Your task is to write out the complete listing exactly as it is shown.

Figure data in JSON
====
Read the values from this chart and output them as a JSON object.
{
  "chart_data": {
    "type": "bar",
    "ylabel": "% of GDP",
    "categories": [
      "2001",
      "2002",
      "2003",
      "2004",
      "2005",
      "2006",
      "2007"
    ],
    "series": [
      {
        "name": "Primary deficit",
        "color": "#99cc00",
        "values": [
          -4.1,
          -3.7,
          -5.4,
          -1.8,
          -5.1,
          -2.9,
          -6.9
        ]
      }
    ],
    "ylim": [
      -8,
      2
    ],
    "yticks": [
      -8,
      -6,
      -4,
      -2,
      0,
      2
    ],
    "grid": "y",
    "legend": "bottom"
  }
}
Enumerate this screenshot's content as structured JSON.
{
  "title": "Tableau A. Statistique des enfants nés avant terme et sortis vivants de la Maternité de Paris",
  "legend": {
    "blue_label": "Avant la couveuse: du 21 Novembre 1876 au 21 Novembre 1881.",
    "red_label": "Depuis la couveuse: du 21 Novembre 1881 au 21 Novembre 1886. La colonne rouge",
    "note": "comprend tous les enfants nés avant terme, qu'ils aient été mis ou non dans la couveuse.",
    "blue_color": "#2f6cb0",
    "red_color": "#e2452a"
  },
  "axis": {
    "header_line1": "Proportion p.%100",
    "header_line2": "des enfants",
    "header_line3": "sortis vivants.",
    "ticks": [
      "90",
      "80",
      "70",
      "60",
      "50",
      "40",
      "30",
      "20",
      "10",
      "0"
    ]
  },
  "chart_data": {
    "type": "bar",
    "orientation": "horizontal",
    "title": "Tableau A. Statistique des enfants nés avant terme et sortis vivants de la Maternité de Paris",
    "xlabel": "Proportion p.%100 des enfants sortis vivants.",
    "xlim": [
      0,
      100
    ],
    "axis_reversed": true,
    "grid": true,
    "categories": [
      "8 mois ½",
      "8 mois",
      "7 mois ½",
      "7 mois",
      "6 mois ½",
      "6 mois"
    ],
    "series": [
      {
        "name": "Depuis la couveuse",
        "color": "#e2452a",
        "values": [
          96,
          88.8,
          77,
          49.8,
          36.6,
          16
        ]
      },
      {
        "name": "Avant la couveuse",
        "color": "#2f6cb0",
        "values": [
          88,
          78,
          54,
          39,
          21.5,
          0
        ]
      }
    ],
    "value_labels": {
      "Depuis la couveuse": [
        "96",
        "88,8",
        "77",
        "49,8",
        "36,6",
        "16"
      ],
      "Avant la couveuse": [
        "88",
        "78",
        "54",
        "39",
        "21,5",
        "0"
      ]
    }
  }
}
====
Solved problem -
Read the values from this chart and output them as a JSON object.
{
  "chart_data": {
    "type": "bar",
    "ylabel": "% of GDP",
    "categories": [
      "2001",
      "2002",
      "2003",
      "2004",
      "2005",
      "2006",
      "2007"
    ],
    "series": [
      {
        "name": "Primary deficit",
        "color": "#99cc00",
        "values": [
          -4.1,
          -3.7,
          -5.4,
          -1.8,
          -5.1,
          -2.9,
          -6.9
        ]
      }
    ],
    "ylim": [
      -8,
      2
    ],
    "yticks": [
      -8,
      -6,
      -4,
      -2,
      0,
      2
    ],
    "grid": "y",
    "legend": "bottom"
  }
}
Enumerate this screenshot's content as structured JSON.
{
  "title": "Tableau A. Statistique des enfants nés avant terme et sortis vivants de la Maternité de Paris",
  "legend": {
    "blue_label": "Avant la couveuse: du 21 Novembre 1876 au 21 Novembre 1881.",
    "red_label": "Depuis la couveuse: du 21 Novembre 1881 au 21 Novembre 1886. La colonne rouge",
    "note": "comprend tous les enfants nés avant terme, qu'ils aient été mis ou non dans la couveuse.",
    "blue_color": "#2f6cb0",
    "red_color": "#e2452a"
  },
  "axis": {
    "header_line1": "Proportion p.%100",
    "header_line2": "des enfants",
    "header_line3": "sortis vivants.",
    "ticks": [
      "90",
      "80",
      "70",
      "60",
      "50",
      "40",
      "30",
      "20",
      "10",
      "0"
    ]
  },
  "chart_data": {
    "type": "bar",
    "orientation": "horizontal",
    "title": "Tableau A. Statistique des enfants nés avant terme et sortis vivants de la Maternité de Paris",
    "xlabel": "Proportion p.%100 des enfants sortis vivants.",
    "xlim": [
      0,
      100
    ],
    "axis_reversed": true,
    "grid": true,
    "categories": [
      "8 mois ½",
      "8 mois",
      "7 mois ½",
      "7 mois",
      "6 mois ½",
      "6 mois"
    ],
    "series": [
      {
        "name": "Depuis la couveuse",
        "color": "#e2452a",
        "values": [
          96,
          88.8,
          77,
          49.8,
          36.6,
          16
        ]
      },
      {
        "name": "Avant la couveuse",
        "color": "#2f6cb0",
        "values": [
          88,
          78,
          54,
          39,
          21.5,
          0
        ]
      }
    ],
    "value_labels": {
      "Depuis la couveuse": [
        "96",
        "88,8",
        "77",
        "49,8",
        "36,6",
        "16"
      ],
      "Avant la couveuse": [
        "88",
        "78",
        "54",
        "39",
        "21,5",
        "0"
      ]
    }
  }
}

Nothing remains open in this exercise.